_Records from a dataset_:
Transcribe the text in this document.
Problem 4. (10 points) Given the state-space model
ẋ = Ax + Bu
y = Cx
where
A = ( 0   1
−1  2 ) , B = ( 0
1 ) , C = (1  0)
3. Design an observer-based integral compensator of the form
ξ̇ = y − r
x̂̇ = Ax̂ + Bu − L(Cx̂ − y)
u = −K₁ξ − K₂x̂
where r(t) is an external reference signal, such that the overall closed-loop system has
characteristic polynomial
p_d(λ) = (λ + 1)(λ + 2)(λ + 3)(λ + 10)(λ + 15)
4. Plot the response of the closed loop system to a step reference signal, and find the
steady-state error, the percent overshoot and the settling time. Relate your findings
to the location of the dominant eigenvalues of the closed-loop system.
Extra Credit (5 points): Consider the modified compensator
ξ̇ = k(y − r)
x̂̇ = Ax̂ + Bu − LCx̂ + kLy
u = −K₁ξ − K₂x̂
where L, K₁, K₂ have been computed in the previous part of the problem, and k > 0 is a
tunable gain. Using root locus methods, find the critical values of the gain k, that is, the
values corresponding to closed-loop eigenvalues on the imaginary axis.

_WHAT YOU WILL DO_: Extract all of the data above without altering anything.

_RESULT OF THE TASK_:
Transcribe the text in this document.
Problem 4. (10 points) Given the state-space model
ẋ = Ax + Bu
y = Cx
where
A = ( 0   1
−1  2 ) , B = ( 0
1 ) , C = (1  0)
3. Design an observer-based integral compensator of the form
ξ̇ = y − r
x̂̇ = Ax̂ + Bu − L(Cx̂ − y)
u = −K₁ξ − K₂x̂
where r(t) is an external reference signal, such that the overall closed-loop system has
characteristic polynomial
p_d(λ) = (λ + 1)(λ + 2)(λ + 3)(λ + 10)(λ + 15)
4. Plot the response of the closed loop system to a step reference signal, and find the
steady-state error, the percent overshoot and the settling time. Relate your findings
to the location of the dominant eigenvalues of the closed-loop system.
Extra Credit (5 points): Consider the modified compensator
ξ̇ = k(y − r)
x̂̇ = Ax̂ + Bu − LCx̂ + kLy
u = −K₁ξ − K₂x̂
where L, K₁, K₂ have been computed in the previous part of the problem, and k > 0 is a
tunable gain. Using root locus methods, find the critical values of the gain k, that is, the
values corresponding to closed-loop eigenvalues on the imaginary axis.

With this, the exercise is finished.